Please write out the material that follows, exactly as it stands.

———

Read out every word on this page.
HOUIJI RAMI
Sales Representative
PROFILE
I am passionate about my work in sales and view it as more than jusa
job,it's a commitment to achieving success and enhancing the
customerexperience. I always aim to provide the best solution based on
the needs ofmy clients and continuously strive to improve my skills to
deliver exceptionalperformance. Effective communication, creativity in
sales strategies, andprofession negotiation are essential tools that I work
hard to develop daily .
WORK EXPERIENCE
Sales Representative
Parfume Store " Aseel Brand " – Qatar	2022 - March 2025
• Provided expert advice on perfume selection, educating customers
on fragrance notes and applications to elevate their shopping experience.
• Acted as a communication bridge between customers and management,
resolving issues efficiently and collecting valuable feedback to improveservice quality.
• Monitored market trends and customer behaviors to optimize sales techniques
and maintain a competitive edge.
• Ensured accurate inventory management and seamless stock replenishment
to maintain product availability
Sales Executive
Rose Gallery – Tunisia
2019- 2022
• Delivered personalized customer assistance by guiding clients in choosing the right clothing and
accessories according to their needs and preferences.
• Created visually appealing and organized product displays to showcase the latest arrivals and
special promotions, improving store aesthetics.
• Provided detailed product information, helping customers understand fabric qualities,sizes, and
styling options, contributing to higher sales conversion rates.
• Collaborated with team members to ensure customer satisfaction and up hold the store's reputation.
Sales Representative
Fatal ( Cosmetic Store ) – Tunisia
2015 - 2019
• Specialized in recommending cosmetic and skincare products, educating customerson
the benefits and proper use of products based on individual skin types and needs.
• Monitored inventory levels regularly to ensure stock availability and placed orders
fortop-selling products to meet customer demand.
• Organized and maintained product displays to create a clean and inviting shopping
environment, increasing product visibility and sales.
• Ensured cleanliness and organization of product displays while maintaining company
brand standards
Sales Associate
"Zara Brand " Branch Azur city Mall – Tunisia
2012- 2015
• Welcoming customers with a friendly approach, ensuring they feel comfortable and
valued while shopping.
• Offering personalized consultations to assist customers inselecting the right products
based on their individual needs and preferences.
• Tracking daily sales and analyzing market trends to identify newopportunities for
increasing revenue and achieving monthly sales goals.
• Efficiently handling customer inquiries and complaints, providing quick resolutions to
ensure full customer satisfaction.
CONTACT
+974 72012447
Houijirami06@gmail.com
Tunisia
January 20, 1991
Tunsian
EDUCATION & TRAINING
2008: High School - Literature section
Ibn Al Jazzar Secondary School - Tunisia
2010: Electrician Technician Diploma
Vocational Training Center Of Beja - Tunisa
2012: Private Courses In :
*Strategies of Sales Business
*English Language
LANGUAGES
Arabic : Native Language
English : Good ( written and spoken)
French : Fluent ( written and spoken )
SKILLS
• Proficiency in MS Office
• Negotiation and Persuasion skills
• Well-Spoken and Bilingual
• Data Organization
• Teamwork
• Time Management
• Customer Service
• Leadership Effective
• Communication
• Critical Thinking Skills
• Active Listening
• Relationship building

———

▸ **ANSWER IN FULL**:
Read out every word on this page.
HOUIJI RAMI
Sales Representative
PROFILE
I am passionate about my work in sales and view it as more than jusa
job,it's a commitment to achieving success and enhancing the
customerexperience. I always aim to provide the best solution based on
the needs ofmy clients and continuously strive to improve my skills to
deliver exceptionalperformance. Effective communication, creativity in
sales strategies, andprofession negotiation are essential tools that I work
hard to develop daily .
WORK EXPERIENCE
Sales Representative
Parfume Store " Aseel Brand " – Qatar	2022 - March 2025
• Provided expert advice on perfume selection, educating customers
on fragrance notes and applications to elevate their shopping experience.
• Acted as a communication bridge between customers and management,
resolving issues efficiently and collecting valuable feedback to improveservice quality.
• Monitored market trends and customer behaviors to optimize sales techniques
and maintain a competitive edge.
• Ensured accurate inventory management and seamless stock replenishment
to maintain product availability
Sales Executive
Rose Gallery – Tunisia
2019- 2022
• Delivered personalized customer assistance by guiding clients in choosing the right clothing and
accessories according to their needs and preferences.
• Created visually appealing and organized product displays to showcase the latest arrivals and
special promotions, improving store aesthetics.
• Provided detailed product information, helping customers understand fabric qualities,sizes, and
styling options, contributing to higher sales conversion rates.
• Collaborated with team members to ensure customer satisfaction and up hold the store's reputation.
Sales Representative
Fatal ( Cosmetic Store ) – Tunisia
2015 - 2019
• Specialized in recommending cosmetic and skincare products, educating customerson
the benefits and proper use of products based on individual skin types and needs.
• Monitored inventory levels regularly to ensure stock availability and placed orders
fortop-selling products to meet customer demand.
• Organized and maintained product displays to create a clean and inviting shopping
environment, increasing product visibility and sales.
• Ensured cleanliness and organization of product displays while maintaining company
brand standards
Sales Associate
"Zara Brand " Branch Azur city Mall – Tunisia
2012- 2015
• Welcoming customers with a friendly approach, ensuring they feel comfortable and
valued while shopping.
• Offering personalized consultations to assist customers inselecting the right products
based on their individual needs and preferences.
• Tracking daily sales and analyzing market trends to identify newopportunities for
increasing revenue and achieving monthly sales goals.
• Efficiently handling customer inquiries and complaints, providing quick resolutions to
ensure full customer satisfaction.
CONTACT
+974 72012447
Houijirami06@gmail.com
Tunisia
January 20, 1991
Tunsian
EDUCATION & TRAINING
2008: High School - Literature section
Ibn Al Jazzar Secondary School - Tunisia
2010: Electrician Technician Diploma
Vocational Training Center Of Beja - Tunisa
2012: Private Courses In :
*Strategies of Sales Business
*English Language
LANGUAGES
Arabic : Native Language
English : Good ( written and spoken)
French : Fluent ( written and spoken )
SKILLS
• Proficiency in MS Office
• Negotiation and Persuasion skills
• Well-Spoken and Bilingual
• Data Organization
• Teamwork
• Time Management
• Customer Service
• Leadership Effective
• Communication
• Critical Thinking Skills
• Active Listening
• Relationship building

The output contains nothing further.